* [Challenge]:
Leaving out every picture, quote the data below exactly as it appears.

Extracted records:
══════════
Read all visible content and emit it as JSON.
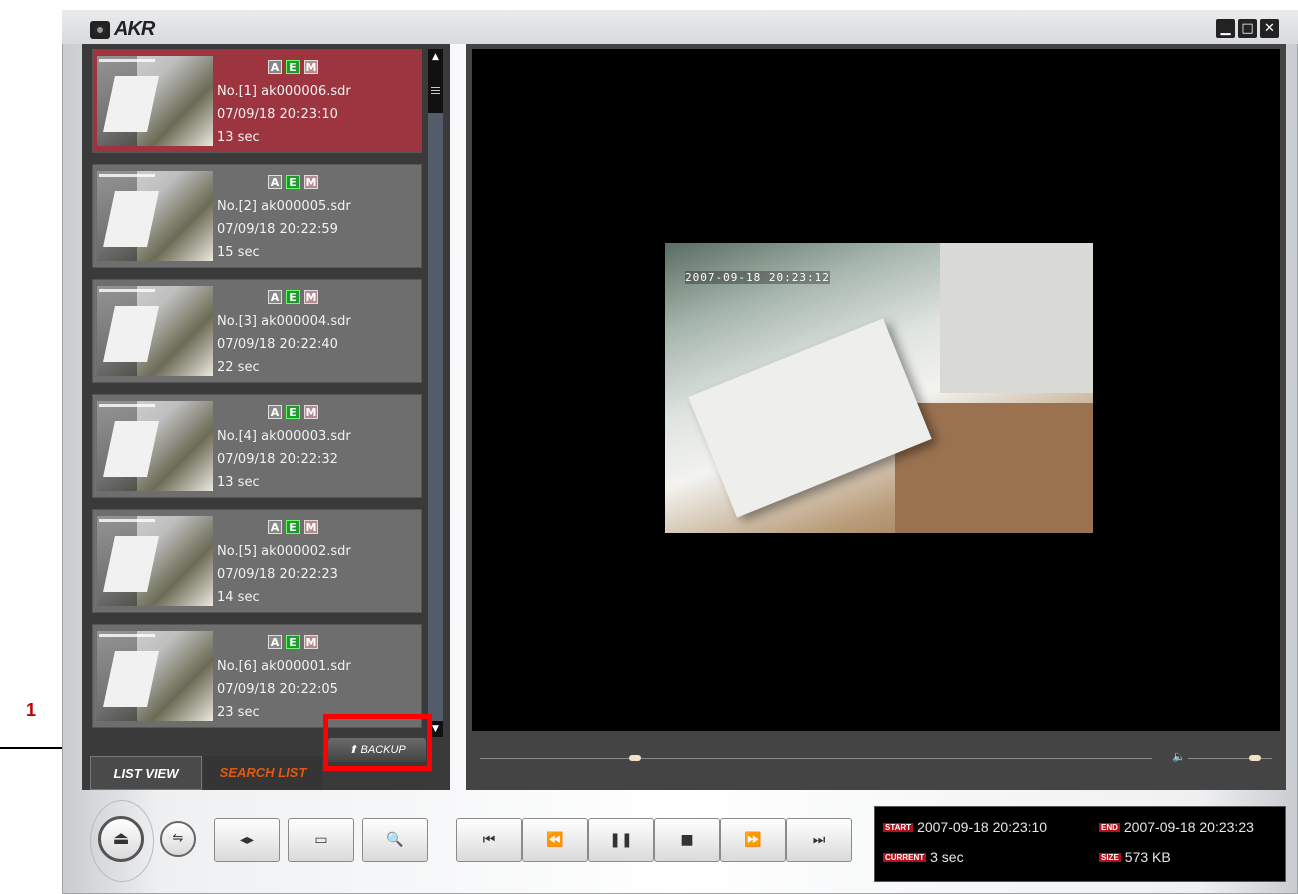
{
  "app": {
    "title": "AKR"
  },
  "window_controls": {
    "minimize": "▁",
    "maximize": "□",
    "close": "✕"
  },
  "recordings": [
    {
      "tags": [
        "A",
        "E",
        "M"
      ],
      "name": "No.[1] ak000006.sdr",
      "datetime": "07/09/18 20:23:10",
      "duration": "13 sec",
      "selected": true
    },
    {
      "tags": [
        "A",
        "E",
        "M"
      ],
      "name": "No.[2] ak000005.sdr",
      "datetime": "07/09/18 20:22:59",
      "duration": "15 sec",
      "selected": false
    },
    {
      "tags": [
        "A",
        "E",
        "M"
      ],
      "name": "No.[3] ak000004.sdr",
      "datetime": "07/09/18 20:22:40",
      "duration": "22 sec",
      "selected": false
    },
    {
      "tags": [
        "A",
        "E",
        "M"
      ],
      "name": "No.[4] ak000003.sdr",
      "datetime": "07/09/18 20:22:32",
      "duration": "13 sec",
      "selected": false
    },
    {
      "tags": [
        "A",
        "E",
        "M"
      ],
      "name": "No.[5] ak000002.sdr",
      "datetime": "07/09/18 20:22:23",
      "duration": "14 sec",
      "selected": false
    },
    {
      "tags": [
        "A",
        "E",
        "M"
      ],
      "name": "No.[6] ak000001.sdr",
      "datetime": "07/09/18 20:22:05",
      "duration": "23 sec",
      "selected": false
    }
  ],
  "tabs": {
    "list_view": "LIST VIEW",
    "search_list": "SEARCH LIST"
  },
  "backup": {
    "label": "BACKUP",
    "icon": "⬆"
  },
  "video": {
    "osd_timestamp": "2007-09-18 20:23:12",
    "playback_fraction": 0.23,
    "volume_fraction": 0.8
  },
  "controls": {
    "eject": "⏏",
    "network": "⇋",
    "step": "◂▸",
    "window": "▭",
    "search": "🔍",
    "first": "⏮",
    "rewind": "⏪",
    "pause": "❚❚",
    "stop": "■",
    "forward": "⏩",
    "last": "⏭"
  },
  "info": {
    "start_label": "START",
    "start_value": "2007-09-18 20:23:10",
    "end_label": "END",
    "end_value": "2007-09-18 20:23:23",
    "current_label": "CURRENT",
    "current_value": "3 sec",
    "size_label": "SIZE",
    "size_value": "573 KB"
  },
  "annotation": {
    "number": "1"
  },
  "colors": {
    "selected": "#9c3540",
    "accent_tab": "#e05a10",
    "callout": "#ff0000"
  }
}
══════════
* [Task solution]:
Read all visible content and emit it as JSON.
{
  "app": {
    "title": "AKR"
  },
  "window_controls": {
    "minimize": "▁",
    "maximize": "□",
    "close": "✕"
  },
  "recordings": [
    {
      "tags": [
        "A",
        "E",
        "M"
      ],
      "name": "No.[1] ak000006.sdr",
      "datetime": "07/09/18 20:23:10",
      "duration": "13 sec",
      "selected": true
    },
    {
      "tags": [
        "A",
        "E",
        "M"
      ],
      "name": "No.[2] ak000005.sdr",
      "datetime": "07/09/18 20:22:59",
      "duration": "15 sec",
      "selected": false
    },
    {
      "tags": [
        "A",
        "E",
        "M"
      ],
      "name": "No.[3] ak000004.sdr",
      "datetime": "07/09/18 20:22:40",
      "duration": "22 sec",
      "selected": false
    },
    {
      "tags": [
        "A",
        "E",
        "M"
      ],
      "name": "No.[4] ak000003.sdr",
      "datetime": "07/09/18 20:22:32",
      "duration": "13 sec",
      "selected": false
    },
    {
      "tags": [
        "A",
        "E",
        "M"
      ],
      "name": "No.[5] ak000002.sdr",
      "datetime": "07/09/18 20:22:23",
      "duration": "14 sec",
      "selected": false
    },
    {
      "tags": [
        "A",
        "E",
        "M"
      ],
      "name": "No.[6] ak000001.sdr",
      "datetime": "07/09/18 20:22:05",
      "duration": "23 sec",
      "selected": false
    }
  ],
  "tabs": {
    "list_view": "LIST VIEW",
    "search_list": "SEARCH LIST"
  },
  "backup": {
    "label": "BACKUP",
    "icon": "⬆"
  },
  "video": {
    "osd_timestamp": "2007-09-18 20:23:12",
    "playback_fraction": 0.23,
    "volume_fraction": 0.8
  },
  "controls": {
    "eject": "⏏",
    "network": "⇋",
    "step": "◂▸",
    "window": "▭",
    "search": "🔍",
    "first": "⏮",
    "rewind": "⏪",
    "pause": "❚❚",
    "stop": "■",
    "forward": "⏩",
    "last": "⏭"
  },
  "info": {
    "start_label": "START",
    "start_value": "2007-09-18 20:23:10",
    "end_label": "END",
    "end_value": "2007-09-18 20:23:23",
    "current_label": "CURRENT",
    "current_value": "3 sec",
    "size_label": "SIZE",
    "size_value": "573 KB"
  },
  "annotation": {
    "number": "1"
  },
  "colors": {
    "selected": "#9c3540",
    "accent_tab": "#e05a10",
    "callout": "#ff0000"
  }
}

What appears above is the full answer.